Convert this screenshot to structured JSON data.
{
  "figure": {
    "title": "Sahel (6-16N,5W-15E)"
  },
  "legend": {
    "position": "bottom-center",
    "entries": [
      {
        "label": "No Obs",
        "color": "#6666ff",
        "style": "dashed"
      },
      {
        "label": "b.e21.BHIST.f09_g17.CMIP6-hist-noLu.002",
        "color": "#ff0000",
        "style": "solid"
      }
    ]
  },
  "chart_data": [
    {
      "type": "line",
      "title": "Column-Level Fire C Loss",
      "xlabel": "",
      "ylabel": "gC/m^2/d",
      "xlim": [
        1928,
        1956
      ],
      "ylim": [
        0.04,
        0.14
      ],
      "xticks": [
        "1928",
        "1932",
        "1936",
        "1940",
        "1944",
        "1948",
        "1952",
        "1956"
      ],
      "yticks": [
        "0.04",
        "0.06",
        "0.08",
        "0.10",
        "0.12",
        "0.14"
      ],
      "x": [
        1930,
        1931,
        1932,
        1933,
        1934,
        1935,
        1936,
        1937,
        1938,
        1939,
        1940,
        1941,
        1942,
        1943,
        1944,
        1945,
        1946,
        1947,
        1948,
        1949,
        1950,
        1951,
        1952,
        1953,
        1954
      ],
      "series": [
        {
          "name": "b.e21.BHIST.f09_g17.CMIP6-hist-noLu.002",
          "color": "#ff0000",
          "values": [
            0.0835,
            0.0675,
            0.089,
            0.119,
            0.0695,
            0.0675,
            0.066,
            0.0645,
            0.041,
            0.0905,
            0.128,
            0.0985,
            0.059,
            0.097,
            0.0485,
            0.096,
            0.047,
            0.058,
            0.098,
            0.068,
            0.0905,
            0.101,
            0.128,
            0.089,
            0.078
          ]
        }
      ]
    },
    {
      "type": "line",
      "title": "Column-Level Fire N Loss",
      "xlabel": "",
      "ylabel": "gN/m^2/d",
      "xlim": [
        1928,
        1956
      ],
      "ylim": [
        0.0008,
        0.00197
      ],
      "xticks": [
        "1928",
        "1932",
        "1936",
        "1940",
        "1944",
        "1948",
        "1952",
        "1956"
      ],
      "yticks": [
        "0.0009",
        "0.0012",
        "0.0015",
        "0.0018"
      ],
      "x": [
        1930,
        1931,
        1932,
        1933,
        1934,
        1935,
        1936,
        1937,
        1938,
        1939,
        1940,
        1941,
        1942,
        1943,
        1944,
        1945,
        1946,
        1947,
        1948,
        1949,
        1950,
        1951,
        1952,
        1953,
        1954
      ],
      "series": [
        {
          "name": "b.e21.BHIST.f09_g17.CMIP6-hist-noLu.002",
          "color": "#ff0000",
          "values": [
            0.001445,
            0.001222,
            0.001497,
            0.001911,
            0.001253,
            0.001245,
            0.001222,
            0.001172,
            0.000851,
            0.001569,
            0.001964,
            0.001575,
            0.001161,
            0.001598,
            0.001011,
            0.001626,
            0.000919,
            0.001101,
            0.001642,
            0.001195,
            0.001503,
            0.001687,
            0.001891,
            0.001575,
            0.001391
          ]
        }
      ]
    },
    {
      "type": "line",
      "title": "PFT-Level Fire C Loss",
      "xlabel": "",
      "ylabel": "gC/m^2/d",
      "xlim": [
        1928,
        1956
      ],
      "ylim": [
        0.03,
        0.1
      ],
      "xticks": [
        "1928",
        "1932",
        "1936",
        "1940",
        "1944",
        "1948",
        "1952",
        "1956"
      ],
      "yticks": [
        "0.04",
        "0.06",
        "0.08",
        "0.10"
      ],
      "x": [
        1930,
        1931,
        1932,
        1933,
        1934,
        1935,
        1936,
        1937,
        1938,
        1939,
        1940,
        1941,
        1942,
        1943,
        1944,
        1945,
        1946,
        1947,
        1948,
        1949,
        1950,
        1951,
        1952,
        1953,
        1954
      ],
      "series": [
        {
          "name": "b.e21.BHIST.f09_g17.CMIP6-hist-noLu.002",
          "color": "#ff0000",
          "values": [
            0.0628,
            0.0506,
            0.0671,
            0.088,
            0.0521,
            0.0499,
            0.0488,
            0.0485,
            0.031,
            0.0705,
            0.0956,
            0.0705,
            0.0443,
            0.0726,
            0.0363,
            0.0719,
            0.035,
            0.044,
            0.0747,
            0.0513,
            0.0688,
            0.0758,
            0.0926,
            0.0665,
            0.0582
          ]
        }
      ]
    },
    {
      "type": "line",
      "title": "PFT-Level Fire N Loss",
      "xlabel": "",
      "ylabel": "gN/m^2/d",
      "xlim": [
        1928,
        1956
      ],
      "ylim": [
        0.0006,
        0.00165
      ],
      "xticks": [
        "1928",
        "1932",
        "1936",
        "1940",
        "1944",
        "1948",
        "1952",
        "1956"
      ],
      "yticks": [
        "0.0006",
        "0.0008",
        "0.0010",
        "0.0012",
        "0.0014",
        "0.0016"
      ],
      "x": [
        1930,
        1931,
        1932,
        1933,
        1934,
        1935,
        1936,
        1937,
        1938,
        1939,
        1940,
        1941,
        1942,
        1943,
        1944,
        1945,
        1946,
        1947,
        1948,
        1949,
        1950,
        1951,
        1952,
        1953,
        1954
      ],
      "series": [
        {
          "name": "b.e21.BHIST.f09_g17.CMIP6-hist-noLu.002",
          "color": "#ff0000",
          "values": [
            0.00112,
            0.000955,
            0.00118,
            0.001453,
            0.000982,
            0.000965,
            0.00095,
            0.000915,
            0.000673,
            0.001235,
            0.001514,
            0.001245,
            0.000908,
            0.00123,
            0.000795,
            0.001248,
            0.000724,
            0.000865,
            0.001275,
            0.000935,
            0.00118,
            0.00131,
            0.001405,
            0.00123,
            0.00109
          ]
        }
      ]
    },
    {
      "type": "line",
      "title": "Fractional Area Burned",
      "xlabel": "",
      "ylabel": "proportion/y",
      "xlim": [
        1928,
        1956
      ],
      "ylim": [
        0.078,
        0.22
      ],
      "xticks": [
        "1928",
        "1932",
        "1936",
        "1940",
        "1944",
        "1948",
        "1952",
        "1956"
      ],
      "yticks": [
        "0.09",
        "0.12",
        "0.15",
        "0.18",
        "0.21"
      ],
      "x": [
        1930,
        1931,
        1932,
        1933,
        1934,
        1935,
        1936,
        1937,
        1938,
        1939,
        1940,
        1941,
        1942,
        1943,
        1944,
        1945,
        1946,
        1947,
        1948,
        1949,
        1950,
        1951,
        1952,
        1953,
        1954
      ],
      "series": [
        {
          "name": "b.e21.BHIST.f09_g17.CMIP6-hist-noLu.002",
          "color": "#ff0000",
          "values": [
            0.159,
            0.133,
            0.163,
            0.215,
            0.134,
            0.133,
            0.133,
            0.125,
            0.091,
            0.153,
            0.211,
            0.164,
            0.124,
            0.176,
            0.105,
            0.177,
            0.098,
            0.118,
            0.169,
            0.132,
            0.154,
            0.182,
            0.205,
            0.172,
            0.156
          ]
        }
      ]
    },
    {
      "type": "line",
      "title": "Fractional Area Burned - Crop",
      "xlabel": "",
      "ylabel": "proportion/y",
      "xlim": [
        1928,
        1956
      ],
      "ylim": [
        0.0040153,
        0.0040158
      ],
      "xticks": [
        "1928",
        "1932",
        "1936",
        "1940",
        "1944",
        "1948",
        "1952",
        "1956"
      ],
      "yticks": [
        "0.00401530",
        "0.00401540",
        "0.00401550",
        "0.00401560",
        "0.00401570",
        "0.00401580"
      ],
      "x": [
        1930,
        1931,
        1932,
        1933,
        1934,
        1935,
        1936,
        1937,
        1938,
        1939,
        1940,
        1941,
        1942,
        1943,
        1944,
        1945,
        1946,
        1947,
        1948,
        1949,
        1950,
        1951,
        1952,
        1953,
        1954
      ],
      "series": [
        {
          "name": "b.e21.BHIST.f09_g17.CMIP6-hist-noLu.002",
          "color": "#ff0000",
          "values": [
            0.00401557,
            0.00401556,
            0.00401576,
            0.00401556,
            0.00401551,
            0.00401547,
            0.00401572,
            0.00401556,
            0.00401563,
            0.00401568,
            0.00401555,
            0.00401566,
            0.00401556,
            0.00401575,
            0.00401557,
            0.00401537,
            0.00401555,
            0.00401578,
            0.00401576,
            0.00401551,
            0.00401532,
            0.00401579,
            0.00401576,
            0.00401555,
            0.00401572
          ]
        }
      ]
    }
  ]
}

------

- Task -
Point out every line holding the string "Level" and copy it.

- Written reply -
      "title": "Column-Level Fire C Loss",
      "title": "Column-Level Fire N Loss",
      "title": "PFT-Level Fire C Loss",
      "title": "PFT-Level Fire N Loss",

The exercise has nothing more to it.